Pull out each line of the data that includes the word "pregunta".

** Begin EXTRACTED ENTRIES **

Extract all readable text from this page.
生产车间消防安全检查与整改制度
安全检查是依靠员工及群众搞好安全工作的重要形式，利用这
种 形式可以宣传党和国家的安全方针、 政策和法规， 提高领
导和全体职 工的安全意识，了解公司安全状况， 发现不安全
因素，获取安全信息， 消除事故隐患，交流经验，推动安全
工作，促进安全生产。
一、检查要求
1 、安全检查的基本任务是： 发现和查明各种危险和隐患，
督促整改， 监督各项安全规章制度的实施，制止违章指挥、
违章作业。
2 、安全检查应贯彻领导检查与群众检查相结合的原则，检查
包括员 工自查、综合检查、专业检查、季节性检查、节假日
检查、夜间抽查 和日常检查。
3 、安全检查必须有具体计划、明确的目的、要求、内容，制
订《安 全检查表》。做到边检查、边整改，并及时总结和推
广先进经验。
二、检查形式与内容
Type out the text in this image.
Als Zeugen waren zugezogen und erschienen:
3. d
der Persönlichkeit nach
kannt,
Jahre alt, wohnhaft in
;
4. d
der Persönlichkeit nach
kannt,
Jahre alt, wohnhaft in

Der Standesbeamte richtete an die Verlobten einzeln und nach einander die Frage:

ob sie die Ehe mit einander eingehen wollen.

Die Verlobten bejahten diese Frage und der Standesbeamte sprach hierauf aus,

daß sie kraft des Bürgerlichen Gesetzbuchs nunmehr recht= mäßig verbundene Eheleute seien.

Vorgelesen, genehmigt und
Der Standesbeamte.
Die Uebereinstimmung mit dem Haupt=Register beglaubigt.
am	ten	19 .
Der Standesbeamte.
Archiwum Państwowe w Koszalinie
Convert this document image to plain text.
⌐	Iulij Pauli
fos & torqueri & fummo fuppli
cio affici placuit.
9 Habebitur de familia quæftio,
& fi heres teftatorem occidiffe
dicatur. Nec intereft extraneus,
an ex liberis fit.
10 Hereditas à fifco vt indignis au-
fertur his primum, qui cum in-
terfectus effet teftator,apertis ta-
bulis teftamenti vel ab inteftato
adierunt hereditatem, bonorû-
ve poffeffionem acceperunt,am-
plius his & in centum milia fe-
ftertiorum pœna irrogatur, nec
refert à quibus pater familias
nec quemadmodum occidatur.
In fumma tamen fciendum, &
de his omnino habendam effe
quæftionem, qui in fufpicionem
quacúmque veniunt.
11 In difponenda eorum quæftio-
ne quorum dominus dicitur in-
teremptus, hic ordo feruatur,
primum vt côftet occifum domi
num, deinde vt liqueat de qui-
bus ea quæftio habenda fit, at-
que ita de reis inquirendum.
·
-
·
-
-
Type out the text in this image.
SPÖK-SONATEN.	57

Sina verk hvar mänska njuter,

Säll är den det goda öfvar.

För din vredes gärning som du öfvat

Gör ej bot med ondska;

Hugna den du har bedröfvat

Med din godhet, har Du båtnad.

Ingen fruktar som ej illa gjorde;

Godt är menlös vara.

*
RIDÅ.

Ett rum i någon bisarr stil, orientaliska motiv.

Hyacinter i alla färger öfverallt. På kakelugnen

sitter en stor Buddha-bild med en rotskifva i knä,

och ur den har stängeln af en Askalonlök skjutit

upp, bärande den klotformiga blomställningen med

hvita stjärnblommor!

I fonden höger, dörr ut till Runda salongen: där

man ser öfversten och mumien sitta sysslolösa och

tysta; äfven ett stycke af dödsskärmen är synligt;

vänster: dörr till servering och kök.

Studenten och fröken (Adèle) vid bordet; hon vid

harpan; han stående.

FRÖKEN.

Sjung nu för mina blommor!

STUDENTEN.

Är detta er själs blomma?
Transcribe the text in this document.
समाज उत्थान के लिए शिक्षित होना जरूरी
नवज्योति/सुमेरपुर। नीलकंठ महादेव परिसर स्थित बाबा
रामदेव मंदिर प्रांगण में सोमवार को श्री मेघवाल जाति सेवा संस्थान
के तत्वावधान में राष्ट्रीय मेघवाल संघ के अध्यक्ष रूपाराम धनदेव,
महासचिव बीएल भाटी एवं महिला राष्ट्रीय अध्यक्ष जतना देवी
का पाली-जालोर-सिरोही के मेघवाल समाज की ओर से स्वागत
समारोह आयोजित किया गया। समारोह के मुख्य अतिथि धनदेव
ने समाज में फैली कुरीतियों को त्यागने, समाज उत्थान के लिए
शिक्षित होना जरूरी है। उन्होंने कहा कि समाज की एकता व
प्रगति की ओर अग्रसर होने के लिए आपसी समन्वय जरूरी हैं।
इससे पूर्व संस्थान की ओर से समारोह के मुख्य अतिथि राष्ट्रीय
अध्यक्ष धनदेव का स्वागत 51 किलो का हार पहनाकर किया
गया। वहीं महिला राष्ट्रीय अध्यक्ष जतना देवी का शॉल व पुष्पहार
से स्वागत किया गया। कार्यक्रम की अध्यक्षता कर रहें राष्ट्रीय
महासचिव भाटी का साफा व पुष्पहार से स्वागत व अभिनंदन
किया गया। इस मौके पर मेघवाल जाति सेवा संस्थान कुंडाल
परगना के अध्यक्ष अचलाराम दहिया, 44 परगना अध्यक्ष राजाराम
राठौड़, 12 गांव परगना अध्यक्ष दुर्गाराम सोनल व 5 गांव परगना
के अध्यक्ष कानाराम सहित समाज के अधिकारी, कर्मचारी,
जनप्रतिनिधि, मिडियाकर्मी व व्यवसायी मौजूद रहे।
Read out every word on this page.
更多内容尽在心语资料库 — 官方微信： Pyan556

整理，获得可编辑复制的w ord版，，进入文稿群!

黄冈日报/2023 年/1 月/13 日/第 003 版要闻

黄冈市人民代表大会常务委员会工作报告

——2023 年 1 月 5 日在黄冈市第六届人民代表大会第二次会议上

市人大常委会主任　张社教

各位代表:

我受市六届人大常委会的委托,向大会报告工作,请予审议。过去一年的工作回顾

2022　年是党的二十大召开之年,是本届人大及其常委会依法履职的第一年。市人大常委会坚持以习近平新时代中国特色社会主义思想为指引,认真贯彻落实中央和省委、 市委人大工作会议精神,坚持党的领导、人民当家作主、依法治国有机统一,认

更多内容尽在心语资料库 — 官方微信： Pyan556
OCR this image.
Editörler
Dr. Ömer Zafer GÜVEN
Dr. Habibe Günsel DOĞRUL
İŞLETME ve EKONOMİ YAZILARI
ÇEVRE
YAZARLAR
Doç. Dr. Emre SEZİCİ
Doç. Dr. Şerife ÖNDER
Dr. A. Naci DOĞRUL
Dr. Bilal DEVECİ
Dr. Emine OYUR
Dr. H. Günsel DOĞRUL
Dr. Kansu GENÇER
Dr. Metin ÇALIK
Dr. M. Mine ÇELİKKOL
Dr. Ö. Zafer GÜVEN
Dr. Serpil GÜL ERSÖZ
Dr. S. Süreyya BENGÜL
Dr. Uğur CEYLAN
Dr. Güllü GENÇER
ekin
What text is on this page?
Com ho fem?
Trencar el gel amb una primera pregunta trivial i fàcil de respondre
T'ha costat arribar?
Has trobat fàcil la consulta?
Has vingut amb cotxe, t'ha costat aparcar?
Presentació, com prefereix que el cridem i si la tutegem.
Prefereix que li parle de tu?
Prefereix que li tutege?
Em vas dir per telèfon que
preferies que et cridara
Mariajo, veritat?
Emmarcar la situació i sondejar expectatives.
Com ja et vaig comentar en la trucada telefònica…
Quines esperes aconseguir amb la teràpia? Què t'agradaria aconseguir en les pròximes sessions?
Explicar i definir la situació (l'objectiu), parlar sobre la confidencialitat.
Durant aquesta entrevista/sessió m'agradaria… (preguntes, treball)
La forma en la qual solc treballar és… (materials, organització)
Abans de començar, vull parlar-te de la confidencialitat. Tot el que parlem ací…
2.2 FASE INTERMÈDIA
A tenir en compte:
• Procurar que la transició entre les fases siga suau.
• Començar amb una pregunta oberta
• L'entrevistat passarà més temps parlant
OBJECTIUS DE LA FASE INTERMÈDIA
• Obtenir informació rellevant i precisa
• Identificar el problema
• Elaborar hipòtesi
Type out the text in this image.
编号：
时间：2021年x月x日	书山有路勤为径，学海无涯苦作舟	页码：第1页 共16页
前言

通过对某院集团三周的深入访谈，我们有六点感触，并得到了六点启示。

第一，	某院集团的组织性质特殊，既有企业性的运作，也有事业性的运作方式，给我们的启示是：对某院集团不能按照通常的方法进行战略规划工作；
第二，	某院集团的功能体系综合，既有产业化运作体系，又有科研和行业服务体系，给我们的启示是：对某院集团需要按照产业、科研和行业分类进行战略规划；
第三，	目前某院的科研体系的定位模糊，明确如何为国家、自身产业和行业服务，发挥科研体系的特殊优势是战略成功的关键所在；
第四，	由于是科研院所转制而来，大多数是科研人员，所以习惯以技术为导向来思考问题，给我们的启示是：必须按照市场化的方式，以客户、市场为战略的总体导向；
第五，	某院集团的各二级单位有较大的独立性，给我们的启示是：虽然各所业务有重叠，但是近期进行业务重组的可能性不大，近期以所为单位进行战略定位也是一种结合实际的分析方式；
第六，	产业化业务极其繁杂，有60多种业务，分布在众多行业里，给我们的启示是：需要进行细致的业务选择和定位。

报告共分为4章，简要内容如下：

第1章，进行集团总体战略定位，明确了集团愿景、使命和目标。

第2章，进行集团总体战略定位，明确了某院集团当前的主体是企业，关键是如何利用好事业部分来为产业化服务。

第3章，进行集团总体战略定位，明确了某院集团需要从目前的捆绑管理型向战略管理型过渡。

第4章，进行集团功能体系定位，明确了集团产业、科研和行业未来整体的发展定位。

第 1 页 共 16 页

** End EXTRACTED ENTRIES **

[FULL RESPONSE]:
Trencar el gel amb una primera pregunta trivial i fàcil de respondre
• Començar amb una pregunta oberta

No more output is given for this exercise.